[Part of a data file]
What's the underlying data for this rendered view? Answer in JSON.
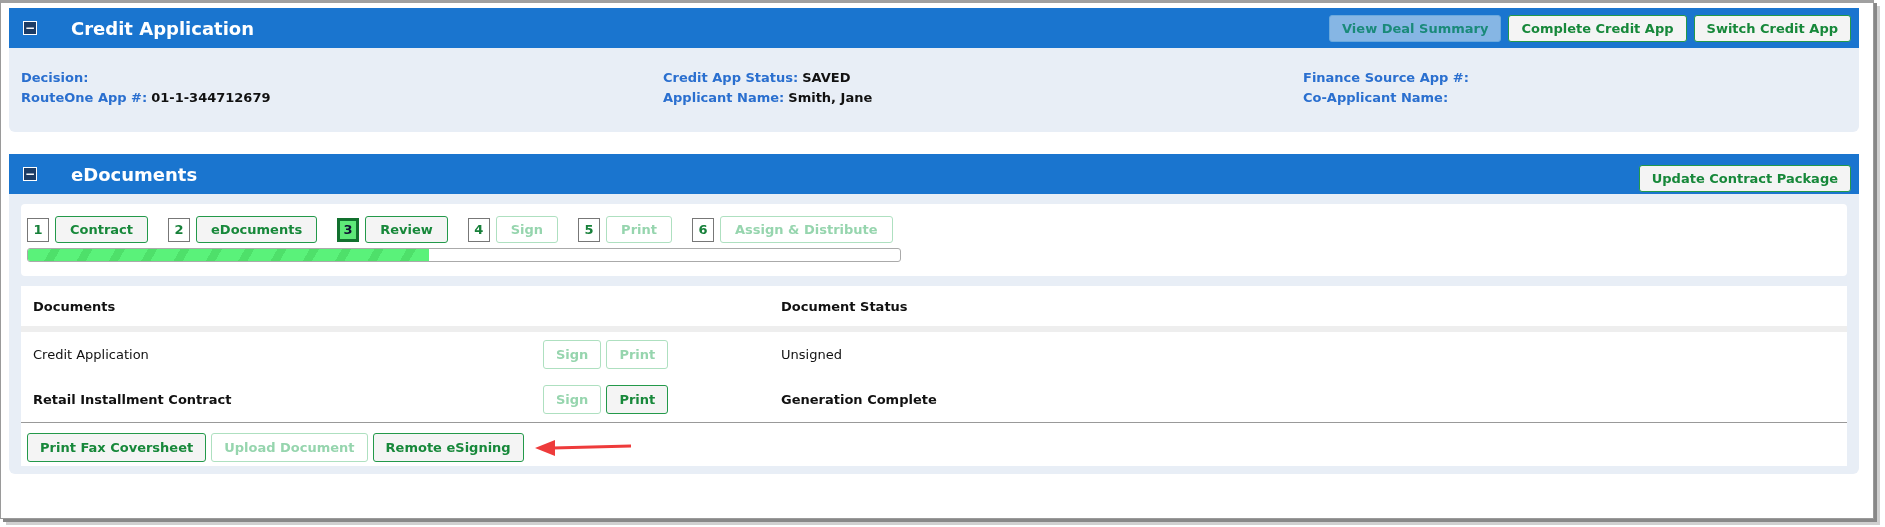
{
  "credit_panel": {
    "title": "Credit Application",
    "collapse_icon": "−",
    "buttons": [
      {
        "label": "View Deal Summary",
        "kind": "secondary"
      },
      {
        "label": "Complete Credit App",
        "kind": "primary"
      },
      {
        "label": "Switch Credit App",
        "kind": "primary"
      }
    ],
    "columns": [
      [
        {
          "label": "Decision:"
        },
        {
          "label": "RouteOne App #:",
          "value": "01-1-344712679"
        }
      ],
      [
        {
          "label": "Credit App Status:",
          "value": "SAVED"
        },
        {
          "label": "Applicant Name:",
          "value": "Smith, Jane"
        }
      ],
      [
        {
          "label": "Finance Source App #:"
        },
        {
          "label": "Co-Applicant Name:"
        }
      ]
    ]
  },
  "edocuments_panel": {
    "title": "eDocuments",
    "collapse_icon": "−",
    "buttons": [
      {
        "label": "Update Contract Package",
        "kind": "primary"
      }
    ],
    "steps": [
      {
        "number": "1",
        "label": "Contract",
        "selected": false,
        "disabled": false
      },
      {
        "number": "2",
        "label": "eDocuments",
        "selected": false,
        "disabled": false
      },
      {
        "number": "3",
        "label": "Review",
        "selected": true,
        "disabled": false
      },
      {
        "number": "4",
        "label": "Sign",
        "selected": false,
        "disabled": true
      },
      {
        "number": "5",
        "label": "Print",
        "selected": false,
        "disabled": true
      },
      {
        "number": "6",
        "label": "Assign & Distribute",
        "selected": false,
        "disabled": true
      }
    ],
    "progress": {
      "level": 0.46
    },
    "table": {
      "columns": [
        "Documents",
        "Document Status"
      ],
      "rows": [
        {
          "name": "Credit Application",
          "status": "Unsigned",
          "emphasized": false,
          "actions": [
            {
              "label": "Sign",
              "disabled": true
            },
            {
              "label": "Print",
              "disabled": true
            }
          ]
        },
        {
          "name": "Retail Installment Contract",
          "status": "Generation Complete",
          "emphasized": true,
          "actions": [
            {
              "label": "Sign",
              "disabled": true
            },
            {
              "label": "Print",
              "disabled": false
            }
          ]
        }
      ]
    },
    "footer_buttons": [
      {
        "label": "Print Fax Coversheet",
        "disabled": false
      },
      {
        "label": "Upload Document",
        "disabled": true
      },
      {
        "label": "Remote eSigning",
        "disabled": false
      }
    ],
    "annotation": {
      "kind": "arrow"
    }
  }
}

• _TASK OBJECTIVE_: Leave out the pictures and copy every record above exactly.

• _SOLUTION FOR THIS EXERCISE_:
What's the underlying data for this rendered view? Answer in JSON.
{
  "credit_panel": {
    "title": "Credit Application",
    "collapse_icon": "−",
    "buttons": [
      {
        "label": "View Deal Summary",
        "kind": "secondary"
      },
      {
        "label": "Complete Credit App",
        "kind": "primary"
      },
      {
        "label": "Switch Credit App",
        "kind": "primary"
      }
    ],
    "columns": [
      [
        {
          "label": "Decision:"
        },
        {
          "label": "RouteOne App #:",
          "value": "01-1-344712679"
        }
      ],
      [
        {
          "label": "Credit App Status:",
          "value": "SAVED"
        },
        {
          "label": "Applicant Name:",
          "value": "Smith, Jane"
        }
      ],
      [
        {
          "label": "Finance Source App #:"
        },
        {
          "label": "Co-Applicant Name:"
        }
      ]
    ]
  },
  "edocuments_panel": {
    "title": "eDocuments",
    "collapse_icon": "−",
    "buttons": [
      {
        "label": "Update Contract Package",
        "kind": "primary"
      }
    ],
    "steps": [
      {
        "number": "1",
        "label": "Contract",
        "selected": false,
        "disabled": false
      },
      {
        "number": "2",
        "label": "eDocuments",
        "selected": false,
        "disabled": false
      },
      {
        "number": "3",
        "label": "Review",
        "selected": true,
        "disabled": false
      },
      {
        "number": "4",
        "label": "Sign",
        "selected": false,
        "disabled": true
      },
      {
        "number": "5",
        "label": "Print",
        "selected": false,
        "disabled": true
      },
      {
        "number": "6",
        "label": "Assign & Distribute",
        "selected": false,
        "disabled": true
      }
    ],
    "progress": {
      "level": 0.46
    },
    "table": {
      "columns": [
        "Documents",
        "Document Status"
      ],
      "rows": [
        {
          "name": "Credit Application",
          "status": "Unsigned",
          "emphasized": false,
          "actions": [
            {
              "label": "Sign",
              "disabled": true
            },
            {
              "label": "Print",
              "disabled": true
            }
          ]
        },
        {
          "name": "Retail Installment Contract",
          "status": "Generation Complete",
          "emphasized": true,
          "actions": [
            {
              "label": "Sign",
              "disabled": true
            },
            {
              "label": "Print",
              "disabled": false
            }
          ]
        }
      ]
    },
    "footer_buttons": [
      {
        "label": "Print Fax Coversheet",
        "disabled": false
      },
      {
        "label": "Upload Document",
        "disabled": true
      },
      {
        "label": "Remote eSigning",
        "disabled": false
      }
    ],
    "annotation": {
      "kind": "arrow"
    }
  }
}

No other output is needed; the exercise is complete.